**Goal**
Return the full listing exactly as it is written.

[Figure data in JSON]

========================

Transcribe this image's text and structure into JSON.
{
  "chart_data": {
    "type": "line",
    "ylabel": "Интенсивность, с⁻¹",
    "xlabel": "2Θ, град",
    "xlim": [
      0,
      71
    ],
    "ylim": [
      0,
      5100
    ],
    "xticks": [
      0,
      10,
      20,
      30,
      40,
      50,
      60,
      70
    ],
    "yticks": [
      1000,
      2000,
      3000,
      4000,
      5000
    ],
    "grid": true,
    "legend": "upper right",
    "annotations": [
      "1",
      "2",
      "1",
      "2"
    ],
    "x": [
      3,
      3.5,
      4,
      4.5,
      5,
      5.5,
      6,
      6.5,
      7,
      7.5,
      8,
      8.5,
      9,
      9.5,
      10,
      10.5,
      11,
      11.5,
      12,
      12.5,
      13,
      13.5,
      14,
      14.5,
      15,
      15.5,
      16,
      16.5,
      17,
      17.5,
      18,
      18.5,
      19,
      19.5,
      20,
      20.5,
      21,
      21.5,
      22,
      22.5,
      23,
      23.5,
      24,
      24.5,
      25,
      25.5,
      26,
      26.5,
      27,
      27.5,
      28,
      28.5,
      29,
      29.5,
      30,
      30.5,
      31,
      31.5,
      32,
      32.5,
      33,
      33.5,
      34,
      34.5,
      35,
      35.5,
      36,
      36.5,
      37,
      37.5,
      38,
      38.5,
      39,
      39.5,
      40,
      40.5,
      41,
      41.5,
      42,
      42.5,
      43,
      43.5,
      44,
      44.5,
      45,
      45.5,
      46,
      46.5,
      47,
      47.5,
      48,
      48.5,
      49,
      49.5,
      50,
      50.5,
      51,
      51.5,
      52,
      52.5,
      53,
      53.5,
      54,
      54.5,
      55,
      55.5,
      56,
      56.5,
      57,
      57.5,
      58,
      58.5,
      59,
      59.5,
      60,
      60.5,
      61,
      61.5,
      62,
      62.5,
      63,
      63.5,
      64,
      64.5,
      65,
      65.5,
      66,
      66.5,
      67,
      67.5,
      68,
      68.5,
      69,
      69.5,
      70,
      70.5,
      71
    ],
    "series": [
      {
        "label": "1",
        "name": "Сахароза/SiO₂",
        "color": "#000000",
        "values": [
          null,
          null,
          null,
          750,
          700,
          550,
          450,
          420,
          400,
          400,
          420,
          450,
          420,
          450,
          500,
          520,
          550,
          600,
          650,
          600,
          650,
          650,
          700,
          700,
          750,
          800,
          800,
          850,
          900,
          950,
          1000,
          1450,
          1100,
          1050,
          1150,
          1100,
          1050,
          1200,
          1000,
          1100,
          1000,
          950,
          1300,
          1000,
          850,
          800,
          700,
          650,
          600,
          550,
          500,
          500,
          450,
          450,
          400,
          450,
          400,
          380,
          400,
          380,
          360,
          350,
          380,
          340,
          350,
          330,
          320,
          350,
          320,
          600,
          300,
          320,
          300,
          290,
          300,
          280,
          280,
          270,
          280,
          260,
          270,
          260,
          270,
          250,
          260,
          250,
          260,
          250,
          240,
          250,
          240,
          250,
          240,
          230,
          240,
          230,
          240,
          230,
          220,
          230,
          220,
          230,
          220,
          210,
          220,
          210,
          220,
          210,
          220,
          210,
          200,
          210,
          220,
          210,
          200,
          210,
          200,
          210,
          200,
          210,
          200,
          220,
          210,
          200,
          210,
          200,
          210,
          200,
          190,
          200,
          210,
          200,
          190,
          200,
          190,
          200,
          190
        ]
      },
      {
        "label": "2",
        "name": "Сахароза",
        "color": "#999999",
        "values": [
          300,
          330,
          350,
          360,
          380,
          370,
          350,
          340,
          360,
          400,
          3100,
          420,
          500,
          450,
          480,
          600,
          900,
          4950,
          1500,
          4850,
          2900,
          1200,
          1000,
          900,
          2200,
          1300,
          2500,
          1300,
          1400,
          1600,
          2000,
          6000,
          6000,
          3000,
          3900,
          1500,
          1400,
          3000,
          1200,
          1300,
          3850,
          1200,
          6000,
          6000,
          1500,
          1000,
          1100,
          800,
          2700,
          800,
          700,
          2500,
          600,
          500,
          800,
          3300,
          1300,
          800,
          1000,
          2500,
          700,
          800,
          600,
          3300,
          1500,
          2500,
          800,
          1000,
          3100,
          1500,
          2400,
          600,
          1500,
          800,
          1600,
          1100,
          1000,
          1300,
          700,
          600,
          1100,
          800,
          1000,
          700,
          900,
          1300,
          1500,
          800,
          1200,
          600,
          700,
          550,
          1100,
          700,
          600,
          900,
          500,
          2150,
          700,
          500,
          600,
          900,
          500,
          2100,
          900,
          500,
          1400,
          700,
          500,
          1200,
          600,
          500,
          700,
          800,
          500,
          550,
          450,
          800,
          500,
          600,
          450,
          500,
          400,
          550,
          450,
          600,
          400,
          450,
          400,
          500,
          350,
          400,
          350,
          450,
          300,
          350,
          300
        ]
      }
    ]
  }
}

========================

**Task solution**
Transcribe this image's text and structure into JSON.
{
  "chart_data": {
    "type": "line",
    "ylabel": "Интенсивность, с⁻¹",
    "xlabel": "2Θ, град",
    "xlim": [
      0,
      71
    ],
    "ylim": [
      0,
      5100
    ],
    "xticks": [
      0,
      10,
      20,
      30,
      40,
      50,
      60,
      70
    ],
    "yticks": [
      1000,
      2000,
      3000,
      4000,
      5000
    ],
    "grid": true,
    "legend": "upper right",
    "annotations": [
      "1",
      "2",
      "1",
      "2"
    ],
    "x": [
      3,
      3.5,
      4,
      4.5,
      5,
      5.5,
      6,
      6.5,
      7,
      7.5,
      8,
      8.5,
      9,
      9.5,
      10,
      10.5,
      11,
      11.5,
      12,
      12.5,
      13,
      13.5,
      14,
      14.5,
      15,
      15.5,
      16,
      16.5,
      17,
      17.5,
      18,
      18.5,
      19,
      19.5,
      20,
      20.5,
      21,
      21.5,
      22,
      22.5,
      23,
      23.5,
      24,
      24.5,
      25,
      25.5,
      26,
      26.5,
      27,
      27.5,
      28,
      28.5,
      29,
      29.5,
      30,
      30.5,
      31,
      31.5,
      32,
      32.5,
      33,
      33.5,
      34,
      34.5,
      35,
      35.5,
      36,
      36.5,
      37,
      37.5,
      38,
      38.5,
      39,
      39.5,
      40,
      40.5,
      41,
      41.5,
      42,
      42.5,
      43,
      43.5,
      44,
      44.5,
      45,
      45.5,
      46,
      46.5,
      47,
      47.5,
      48,
      48.5,
      49,
      49.5,
      50,
      50.5,
      51,
      51.5,
      52,
      52.5,
      53,
      53.5,
      54,
      54.5,
      55,
      55.5,
      56,
      56.5,
      57,
      57.5,
      58,
      58.5,
      59,
      59.5,
      60,
      60.5,
      61,
      61.5,
      62,
      62.5,
      63,
      63.5,
      64,
      64.5,
      65,
      65.5,
      66,
      66.5,
      67,
      67.5,
      68,
      68.5,
      69,
      69.5,
      70,
      70.5,
      71
    ],
    "series": [
      {
        "label": "1",
        "name": "Сахароза/SiO₂",
        "color": "#000000",
        "values": [
          null,
          null,
          null,
          750,
          700,
          550,
          450,
          420,
          400,
          400,
          420,
          450,
          420,
          450,
          500,
          520,
          550,
          600,
          650,
          600,
          650,
          650,
          700,
          700,
          750,
          800,
          800,
          850,
          900,
          950,
          1000,
          1450,
          1100,
          1050,
          1150,
          1100,
          1050,
          1200,
          1000,
          1100,
          1000,
          950,
          1300,
          1000,
          850,
          800,
          700,
          650,
          600,
          550,
          500,
          500,
          450,
          450,
          400,
          450,
          400,
          380,
          400,
          380,
          360,
          350,
          380,
          340,
          350,
          330,
          320,
          350,
          320,
          600,
          300,
          320,
          300,
          290,
          300,
          280,
          280,
          270,
          280,
          260,
          270,
          260,
          270,
          250,
          260,
          250,
          260,
          250,
          240,
          250,
          240,
          250,
          240,
          230,
          240,
          230,
          240,
          230,
          220,
          230,
          220,
          230,
          220,
          210,
          220,
          210,
          220,
          210,
          220,
          210,
          200,
          210,
          220,
          210,
          200,
          210,
          200,
          210,
          200,
          210,
          200,
          220,
          210,
          200,
          210,
          200,
          210,
          200,
          190,
          200,
          210,
          200,
          190,
          200,
          190,
          200,
          190
        ]
      },
      {
        "label": "2",
        "name": "Сахароза",
        "color": "#999999",
        "values": [
          300,
          330,
          350,
          360,
          380,
          370,
          350,
          340,
          360,
          400,
          3100,
          420,
          500,
          450,
          480,
          600,
          900,
          4950,
          1500,
          4850,
          2900,
          1200,
          1000,
          900,
          2200,
          1300,
          2500,
          1300,
          1400,
          1600,
          2000,
          6000,
          6000,
          3000,
          3900,
          1500,
          1400,
          3000,
          1200,
          1300,
          3850,
          1200,
          6000,
          6000,
          1500,
          1000,
          1100,
          800,
          2700,
          800,
          700,
          2500,
          600,
          500,
          800,
          3300,
          1300,
          800,
          1000,
          2500,
          700,
          800,
          600,
          3300,
          1500,
          2500,
          800,
          1000,
          3100,
          1500,
          2400,
          600,
          1500,
          800,
          1600,
          1100,
          1000,
          1300,
          700,
          600,
          1100,
          800,
          1000,
          700,
          900,
          1300,
          1500,
          800,
          1200,
          600,
          700,
          550,
          1100,
          700,
          600,
          900,
          500,
          2150,
          700,
          500,
          600,
          900,
          500,
          2100,
          900,
          500,
          1400,
          700,
          500,
          1200,
          600,
          500,
          700,
          800,
          500,
          550,
          450,
          800,
          500,
          600,
          450,
          500,
          400,
          550,
          450,
          600,
          400,
          450,
          400,
          500,
          350,
          400,
          350,
          450,
          300,
          350,
          300
        ]
      }
    ]
  }
}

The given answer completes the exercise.